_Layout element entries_
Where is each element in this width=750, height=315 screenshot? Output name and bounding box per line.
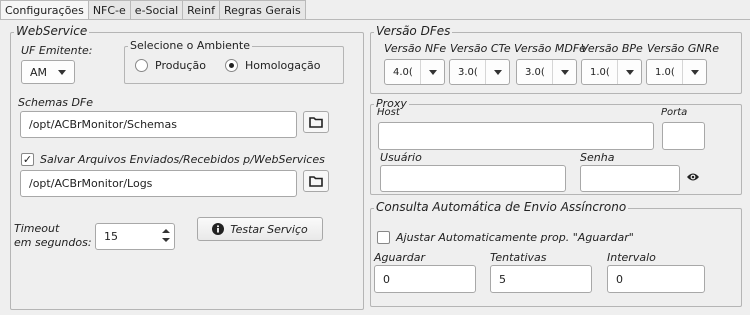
intervalo-label: Intervalo bbox=[607, 251, 656, 264]
versao-bpe-select[interactable]: 1.0( bbox=[581, 59, 642, 85]
ajustar-label[interactable]: Ajustar Automaticamente prop. "Aguardar" bbox=[396, 231, 634, 244]
tab-nfce[interactable]: NFC-e bbox=[87, 0, 131, 20]
versao-cte-select[interactable]: 3.0( bbox=[449, 59, 510, 85]
timeout-stepper[interactable] bbox=[159, 229, 173, 242]
porta-input[interactable] bbox=[662, 122, 705, 150]
logs-path-value: /opt/ACBrMonitor/Logs bbox=[29, 177, 153, 190]
host-input[interactable] bbox=[378, 122, 654, 150]
testar-servico-button[interactable]: Testar Serviço bbox=[197, 217, 323, 241]
salvar-label[interactable]: Salvar Arquivos Enviados/Recebidos p/Web… bbox=[40, 153, 325, 166]
proxy-group: Proxy Host Porta Usuário Senha bbox=[370, 97, 742, 195]
tab-regras-gerais[interactable]: Regras Gerais bbox=[218, 0, 306, 20]
versao-nfe-select[interactable]: 4.0( bbox=[384, 59, 445, 85]
versao-gnre-value: 1.0( bbox=[655, 66, 675, 78]
host-label: Host bbox=[377, 107, 400, 118]
stepper-down-icon[interactable] bbox=[162, 238, 170, 242]
versao-gnre-select[interactable]: 1.0( bbox=[646, 59, 707, 85]
intervalo-value: 0 bbox=[616, 272, 623, 286]
usuario-label: Usuário bbox=[380, 151, 422, 164]
salvar-checkbox[interactable]: ✓ bbox=[21, 153, 34, 166]
logs-browse-button[interactable] bbox=[303, 170, 329, 192]
radio-producao[interactable] bbox=[135, 59, 148, 72]
consulta-title: Consulta Automática de Envio Assíncrono bbox=[374, 200, 629, 214]
versao-nfe-label: Versão NFe bbox=[384, 42, 447, 55]
webservice-title: WebService bbox=[14, 24, 90, 38]
senha-input[interactable] bbox=[580, 165, 680, 192]
chevron-down-icon bbox=[50, 61, 74, 83]
chevron-down-icon bbox=[485, 60, 509, 84]
uf-select[interactable]: AM bbox=[21, 60, 75, 84]
versao-mdfe-label: Versão MDFe bbox=[514, 42, 586, 55]
ambiente-group: Selecione o Ambiente Produção Homologaçã… bbox=[124, 39, 344, 84]
versao-gnre-label: Versão GNRe bbox=[647, 42, 720, 55]
logs-path-input[interactable]: /opt/ACBrMonitor/Logs bbox=[20, 170, 297, 197]
aguardar-input[interactable]: 0 bbox=[374, 265, 476, 293]
versao-cte-label: Versão CTe bbox=[450, 42, 511, 55]
tab-reinf[interactable]: Reinf bbox=[182, 0, 220, 20]
eye-icon[interactable] bbox=[686, 172, 700, 182]
porta-label: Porta bbox=[661, 107, 688, 118]
stepper-up-icon[interactable] bbox=[162, 229, 170, 233]
tab-bar: Configurações NFC-e e-Social Reinf Regra… bbox=[0, 0, 306, 21]
versao-bpe-value: 1.0( bbox=[590, 66, 610, 78]
tentativas-value: 5 bbox=[499, 272, 506, 286]
intervalo-input[interactable]: 0 bbox=[607, 265, 705, 293]
versao-mdfe-select[interactable]: 3.0( bbox=[516, 59, 577, 85]
senha-label: Senha bbox=[580, 151, 615, 164]
ajustar-checkbox[interactable] bbox=[377, 231, 390, 244]
webservice-group: WebService UF Emitente: AM Selecione o A… bbox=[10, 24, 364, 310]
chevron-down-icon bbox=[552, 60, 576, 84]
schemas-path-value: /opt/ACBrMonitor/Schemas bbox=[29, 118, 177, 131]
testar-servico-label: Testar Serviço bbox=[230, 222, 308, 236]
versao-cte-value: 3.0( bbox=[458, 66, 478, 78]
versao-bpe-label: Versão BPe bbox=[581, 42, 643, 55]
schemas-path-input[interactable]: /opt/ACBrMonitor/Schemas bbox=[20, 111, 297, 138]
folder-icon bbox=[309, 176, 323, 187]
tentativas-label: Tentativas bbox=[490, 251, 547, 264]
versao-title: Versão DFes bbox=[374, 24, 453, 38]
radio-homologacao[interactable] bbox=[225, 59, 238, 72]
timeout-label-2: em segundos: bbox=[14, 236, 92, 249]
producao-label[interactable]: Produção bbox=[155, 59, 206, 72]
tab-esocial[interactable]: e-Social bbox=[129, 0, 184, 20]
uf-value: AM bbox=[30, 65, 48, 79]
chevron-down-icon bbox=[420, 60, 444, 84]
schemas-label: Schemas DFe bbox=[18, 96, 94, 109]
usuario-input[interactable] bbox=[380, 165, 566, 192]
tab-configuracoes[interactable]: Configurações bbox=[0, 0, 89, 21]
timeout-value: 15 bbox=[104, 230, 118, 243]
timeout-label: Timeout bbox=[14, 222, 60, 235]
versao-group: Versão DFes Versão NFe Versão CTe Versão… bbox=[370, 24, 742, 94]
versao-nfe-value: 4.0( bbox=[393, 66, 413, 78]
ambiente-title: Selecione o Ambiente bbox=[128, 39, 252, 52]
schemas-browse-button[interactable] bbox=[303, 111, 329, 133]
chevron-down-icon bbox=[682, 60, 706, 84]
folder-icon bbox=[309, 117, 323, 128]
aguardar-label: Aguardar bbox=[374, 251, 425, 264]
info-icon bbox=[212, 223, 225, 235]
consulta-group: Consulta Automática de Envio Assíncrono … bbox=[370, 200, 742, 307]
uf-label: UF Emitente: bbox=[21, 44, 93, 57]
aguardar-value: 0 bbox=[383, 272, 390, 286]
tentativas-input[interactable]: 5 bbox=[490, 265, 592, 293]
chevron-down-icon bbox=[617, 60, 641, 84]
versao-mdfe-value: 3.0( bbox=[525, 66, 545, 78]
homologacao-label[interactable]: Homologação bbox=[245, 59, 320, 72]
tab-content: WebService UF Emitente: AM Selecione o A… bbox=[0, 19, 750, 315]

_TASK PROMPT_
Please rewrite all of the data above, replacing "chevron-down-icon" with "arrow-down-icon" and keeping everything else the same. Leave the pictures out of your answer.

_ANSWER TO THIS TASK_
Where is each element in this width=750, height=315 screenshot? Output name and bounding box per line.
intervalo-label: Intervalo bbox=[607, 251, 656, 264]
versao-bpe-select[interactable]: 1.0( bbox=[581, 59, 642, 85]
ajustar-label[interactable]: Ajustar Automaticamente prop. "Aguardar" bbox=[396, 231, 634, 244]
tab-nfce[interactable]: NFC-e bbox=[87, 0, 131, 20]
versao-cte-select[interactable]: 3.0( bbox=[449, 59, 510, 85]
timeout-stepper[interactable] bbox=[159, 229, 173, 242]
porta-input[interactable] bbox=[662, 122, 705, 150]
logs-path-value: /opt/ACBrMonitor/Logs bbox=[29, 177, 153, 190]
host-input[interactable] bbox=[378, 122, 654, 150]
testar-servico-button[interactable]: Testar Serviço bbox=[197, 217, 323, 241]
salvar-label[interactable]: Salvar Arquivos Enviados/Recebidos p/Web… bbox=[40, 153, 325, 166]
proxy-group: Proxy Host Porta Usuário Senha bbox=[370, 97, 742, 195]
tab-regras-gerais[interactable]: Regras Gerais bbox=[218, 0, 306, 20]
versao-nfe-select[interactable]: 4.0( bbox=[384, 59, 445, 85]
versao-gnre-value: 1.0( bbox=[655, 66, 675, 78]
host-label: Host bbox=[377, 107, 400, 118]
stepper-down-icon[interactable] bbox=[162, 238, 170, 242]
versao-gnre-select[interactable]: 1.0( bbox=[646, 59, 707, 85]
intervalo-value: 0 bbox=[616, 272, 623, 286]
usuario-label: Usuário bbox=[380, 151, 422, 164]
salvar-checkbox[interactable]: ✓ bbox=[21, 153, 34, 166]
logs-browse-button[interactable] bbox=[303, 170, 329, 192]
radio-producao[interactable] bbox=[135, 59, 148, 72]
consulta-title: Consulta Automática de Envio Assíncrono bbox=[374, 200, 629, 214]
versao-nfe-label: Versão NFe bbox=[384, 42, 447, 55]
webservice-title: WebService bbox=[14, 24, 90, 38]
senha-input[interactable] bbox=[580, 165, 680, 192]
arrow-down-icon bbox=[50, 61, 74, 83]
arrow-down-icon bbox=[485, 60, 509, 84]
uf-select[interactable]: AM bbox=[21, 60, 75, 84]
versao-mdfe-label: Versão MDFe bbox=[514, 42, 586, 55]
ambiente-group: Selecione o Ambiente Produção Homologaçã… bbox=[124, 39, 344, 84]
versao-gnre-label: Versão GNRe bbox=[647, 42, 720, 55]
logs-path-input[interactable]: /opt/ACBrMonitor/Logs bbox=[20, 170, 297, 197]
aguardar-input[interactable]: 0 bbox=[374, 265, 476, 293]
versao-cte-label: Versão CTe bbox=[450, 42, 511, 55]
tab-reinf[interactable]: Reinf bbox=[182, 0, 220, 20]
eye-icon[interactable] bbox=[686, 172, 700, 182]
porta-label: Porta bbox=[661, 107, 688, 118]
stepper-up-icon[interactable] bbox=[162, 229, 170, 233]
tab-bar: Configurações NFC-e e-Social Reinf Regra… bbox=[0, 0, 306, 21]
versao-bpe-value: 1.0( bbox=[590, 66, 610, 78]
tentativas-value: 5 bbox=[499, 272, 506, 286]
intervalo-input[interactable]: 0 bbox=[607, 265, 705, 293]
versao-mdfe-select[interactable]: 3.0( bbox=[516, 59, 577, 85]
senha-label: Senha bbox=[580, 151, 615, 164]
ajustar-checkbox[interactable] bbox=[377, 231, 390, 244]
webservice-group: WebService UF Emitente: AM Selecione o A… bbox=[10, 24, 364, 310]
arrow-down-icon bbox=[552, 60, 576, 84]
schemas-path-value: /opt/ACBrMonitor/Schemas bbox=[29, 118, 177, 131]
testar-servico-label: Testar Serviço bbox=[230, 222, 308, 236]
versao-cte-value: 3.0( bbox=[458, 66, 478, 78]
versao-bpe-label: Versão BPe bbox=[581, 42, 643, 55]
schemas-path-input[interactable]: /opt/ACBrMonitor/Schemas bbox=[20, 111, 297, 138]
folder-icon bbox=[309, 176, 323, 187]
tentativas-label: Tentativas bbox=[490, 251, 547, 264]
versao-title: Versão DFes bbox=[374, 24, 453, 38]
radio-homologacao[interactable] bbox=[225, 59, 238, 72]
timeout-label-2: em segundos: bbox=[14, 236, 92, 249]
producao-label[interactable]: Produção bbox=[155, 59, 206, 72]
tab-esocial[interactable]: e-Social bbox=[129, 0, 184, 20]
uf-value: AM bbox=[30, 65, 48, 79]
arrow-down-icon bbox=[420, 60, 444, 84]
schemas-label: Schemas DFe bbox=[18, 96, 94, 109]
usuario-input[interactable] bbox=[380, 165, 566, 192]
tab-configuracoes[interactable]: Configurações bbox=[0, 0, 89, 21]
timeout-value: 15 bbox=[104, 230, 118, 243]
timeout-label: Timeout bbox=[14, 222, 60, 235]
versao-group: Versão DFes Versão NFe Versão CTe Versão… bbox=[370, 24, 742, 94]
versao-nfe-value: 4.0( bbox=[393, 66, 413, 78]
ambiente-title: Selecione o Ambiente bbox=[128, 39, 252, 52]
schemas-browse-button[interactable] bbox=[303, 111, 329, 133]
arrow-down-icon bbox=[682, 60, 706, 84]
folder-icon bbox=[309, 117, 323, 128]
aguardar-label: Aguardar bbox=[374, 251, 425, 264]
info-icon bbox=[212, 223, 225, 235]
consulta-group: Consulta Automática de Envio Assíncrono … bbox=[370, 200, 742, 307]
uf-label: UF Emitente: bbox=[21, 44, 93, 57]
aguardar-value: 0 bbox=[383, 272, 390, 286]
tentativas-input[interactable]: 5 bbox=[490, 265, 592, 293]
arrow-down-icon bbox=[617, 60, 641, 84]
versao-mdfe-value: 3.0( bbox=[525, 66, 545, 78]
homologacao-label[interactable]: Homologação bbox=[245, 59, 320, 72]
tab-content: WebService UF Emitente: AM Selecione o A… bbox=[0, 19, 750, 315]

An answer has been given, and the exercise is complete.